Dataset entries on figures
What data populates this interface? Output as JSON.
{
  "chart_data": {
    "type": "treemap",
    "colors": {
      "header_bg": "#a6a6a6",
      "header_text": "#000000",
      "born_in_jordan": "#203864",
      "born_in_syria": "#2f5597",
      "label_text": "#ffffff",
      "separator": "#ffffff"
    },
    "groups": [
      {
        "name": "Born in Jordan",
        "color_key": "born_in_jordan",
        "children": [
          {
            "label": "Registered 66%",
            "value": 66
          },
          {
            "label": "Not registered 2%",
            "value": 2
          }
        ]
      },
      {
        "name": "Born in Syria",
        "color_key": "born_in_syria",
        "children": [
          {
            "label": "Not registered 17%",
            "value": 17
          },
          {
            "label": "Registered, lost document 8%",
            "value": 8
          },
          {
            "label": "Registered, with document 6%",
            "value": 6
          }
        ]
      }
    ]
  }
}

TASK BRIEF: Take the material above and return all of it exactly.

CORRECT ANSWER:
What data populates this interface? Output as JSON.
{
  "chart_data": {
    "type": "treemap",
    "colors": {
      "header_bg": "#a6a6a6",
      "header_text": "#000000",
      "born_in_jordan": "#203864",
      "born_in_syria": "#2f5597",
      "label_text": "#ffffff",
      "separator": "#ffffff"
    },
    "groups": [
      {
        "name": "Born in Jordan",
        "color_key": "born_in_jordan",
        "children": [
          {
            "label": "Registered 66%",
            "value": 66
          },
          {
            "label": "Not registered 2%",
            "value": 2
          }
        ]
      },
      {
        "name": "Born in Syria",
        "color_key": "born_in_syria",
        "children": [
          {
            "label": "Not registered 17%",
            "value": 17
          },
          {
            "label": "Registered, lost document 8%",
            "value": 8
          },
          {
            "label": "Registered, with document 6%",
            "value": 6
          }
        ]
      }
    ]
  }
}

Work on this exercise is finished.